WHAT IS EXPECTED: Only lines holding the string "démarreur" are wanted; copy each one from the material.

======

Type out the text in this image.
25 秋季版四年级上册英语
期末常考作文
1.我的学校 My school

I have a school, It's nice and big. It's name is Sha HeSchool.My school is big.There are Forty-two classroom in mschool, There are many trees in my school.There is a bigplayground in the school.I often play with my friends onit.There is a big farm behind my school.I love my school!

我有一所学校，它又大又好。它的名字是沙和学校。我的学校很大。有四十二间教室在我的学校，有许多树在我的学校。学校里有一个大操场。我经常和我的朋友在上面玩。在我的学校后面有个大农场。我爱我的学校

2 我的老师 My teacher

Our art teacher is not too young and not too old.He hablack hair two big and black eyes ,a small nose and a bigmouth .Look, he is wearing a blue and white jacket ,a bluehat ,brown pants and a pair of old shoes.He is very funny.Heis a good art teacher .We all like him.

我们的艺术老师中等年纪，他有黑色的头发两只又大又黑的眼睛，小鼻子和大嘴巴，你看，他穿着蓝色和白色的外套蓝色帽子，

======

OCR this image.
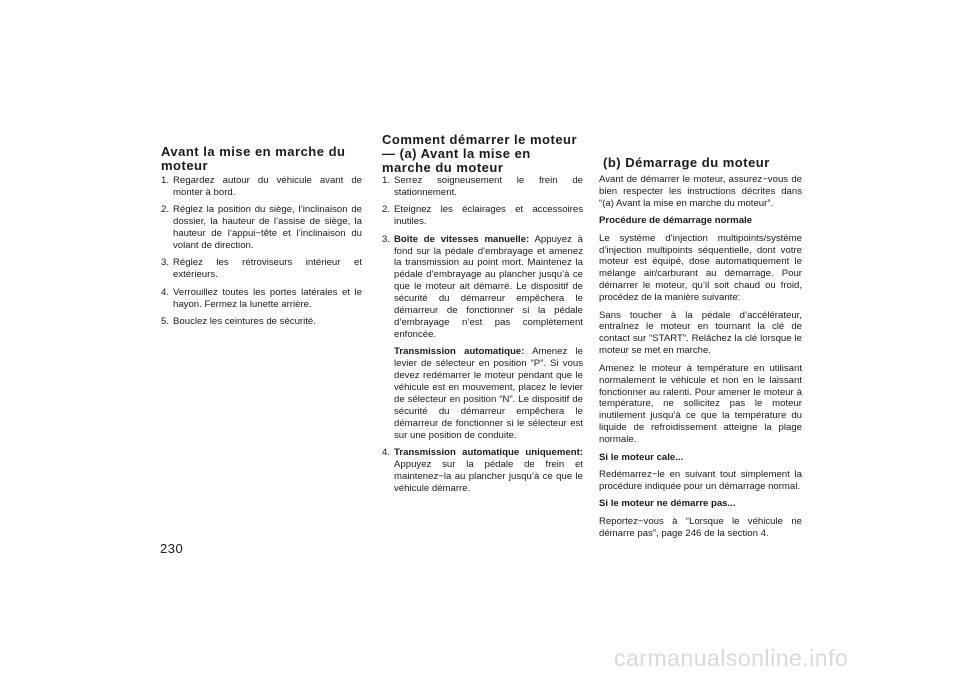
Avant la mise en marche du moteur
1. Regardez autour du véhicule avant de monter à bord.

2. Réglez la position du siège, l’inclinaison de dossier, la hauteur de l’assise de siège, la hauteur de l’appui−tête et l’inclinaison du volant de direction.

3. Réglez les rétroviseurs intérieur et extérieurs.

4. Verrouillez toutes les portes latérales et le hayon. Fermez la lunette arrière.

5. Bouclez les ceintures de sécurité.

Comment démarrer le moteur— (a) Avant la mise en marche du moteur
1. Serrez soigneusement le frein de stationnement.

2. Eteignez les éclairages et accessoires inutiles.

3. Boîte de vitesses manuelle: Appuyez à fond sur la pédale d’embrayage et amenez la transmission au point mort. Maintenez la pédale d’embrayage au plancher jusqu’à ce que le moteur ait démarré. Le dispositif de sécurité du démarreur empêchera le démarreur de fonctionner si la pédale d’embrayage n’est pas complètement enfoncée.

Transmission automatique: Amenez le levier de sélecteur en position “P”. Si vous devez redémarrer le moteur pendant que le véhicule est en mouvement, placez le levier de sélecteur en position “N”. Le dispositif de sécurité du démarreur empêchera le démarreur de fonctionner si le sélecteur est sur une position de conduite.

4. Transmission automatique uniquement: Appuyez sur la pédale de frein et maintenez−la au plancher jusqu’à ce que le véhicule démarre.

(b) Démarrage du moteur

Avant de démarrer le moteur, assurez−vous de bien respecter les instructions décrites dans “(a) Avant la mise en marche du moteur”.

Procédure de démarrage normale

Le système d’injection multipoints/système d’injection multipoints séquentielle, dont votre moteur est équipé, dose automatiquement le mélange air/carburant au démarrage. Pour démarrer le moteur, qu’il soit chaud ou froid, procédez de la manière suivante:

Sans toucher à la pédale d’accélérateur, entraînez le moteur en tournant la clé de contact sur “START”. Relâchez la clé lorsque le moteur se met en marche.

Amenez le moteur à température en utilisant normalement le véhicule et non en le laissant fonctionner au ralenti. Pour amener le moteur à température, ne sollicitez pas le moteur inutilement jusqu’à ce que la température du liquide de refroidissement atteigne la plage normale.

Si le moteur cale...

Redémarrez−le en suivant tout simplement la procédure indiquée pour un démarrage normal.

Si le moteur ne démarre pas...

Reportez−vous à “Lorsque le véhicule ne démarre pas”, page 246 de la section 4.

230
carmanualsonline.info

======

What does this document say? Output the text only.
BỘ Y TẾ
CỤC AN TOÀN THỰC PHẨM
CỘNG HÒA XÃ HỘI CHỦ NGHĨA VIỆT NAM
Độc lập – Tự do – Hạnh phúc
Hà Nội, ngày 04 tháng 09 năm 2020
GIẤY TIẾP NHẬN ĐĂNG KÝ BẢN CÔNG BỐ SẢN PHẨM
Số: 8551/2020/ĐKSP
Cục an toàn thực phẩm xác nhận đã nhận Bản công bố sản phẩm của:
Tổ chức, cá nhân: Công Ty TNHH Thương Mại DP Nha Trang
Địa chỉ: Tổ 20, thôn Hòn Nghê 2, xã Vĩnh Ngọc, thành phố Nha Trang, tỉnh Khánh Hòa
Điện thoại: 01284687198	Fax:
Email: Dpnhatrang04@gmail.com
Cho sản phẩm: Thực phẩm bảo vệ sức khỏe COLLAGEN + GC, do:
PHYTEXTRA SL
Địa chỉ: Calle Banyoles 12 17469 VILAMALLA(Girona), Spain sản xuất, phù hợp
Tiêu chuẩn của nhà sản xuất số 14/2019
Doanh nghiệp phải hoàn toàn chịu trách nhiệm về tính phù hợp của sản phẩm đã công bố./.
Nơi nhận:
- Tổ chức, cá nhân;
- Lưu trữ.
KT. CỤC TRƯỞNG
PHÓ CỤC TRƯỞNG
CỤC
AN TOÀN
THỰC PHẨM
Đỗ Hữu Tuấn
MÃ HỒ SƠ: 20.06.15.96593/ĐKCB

======

FINAL RESULT:
3. Boîte de vitesses manuelle: Appuyez à fond sur la pédale d’embrayage et amenez la transmission au point mort. Maintenez la pédale d’embrayage au plancher jusqu’à ce que le moteur ait démarré. Le dispositif de sécurité du démarreur empêchera le démarreur de fonctionner si la pédale d’embrayage n’est pas complètement enfoncée.
Transmission automatique: Amenez le levier de sélecteur en position “P”. Si vous devez redémarrer le moteur pendant que le véhicule est en mouvement, placez le levier de sélecteur en position “N”. Le dispositif de sécurité du démarreur empêchera le démarreur de fonctionner si le sélecteur est sur une position de conduite.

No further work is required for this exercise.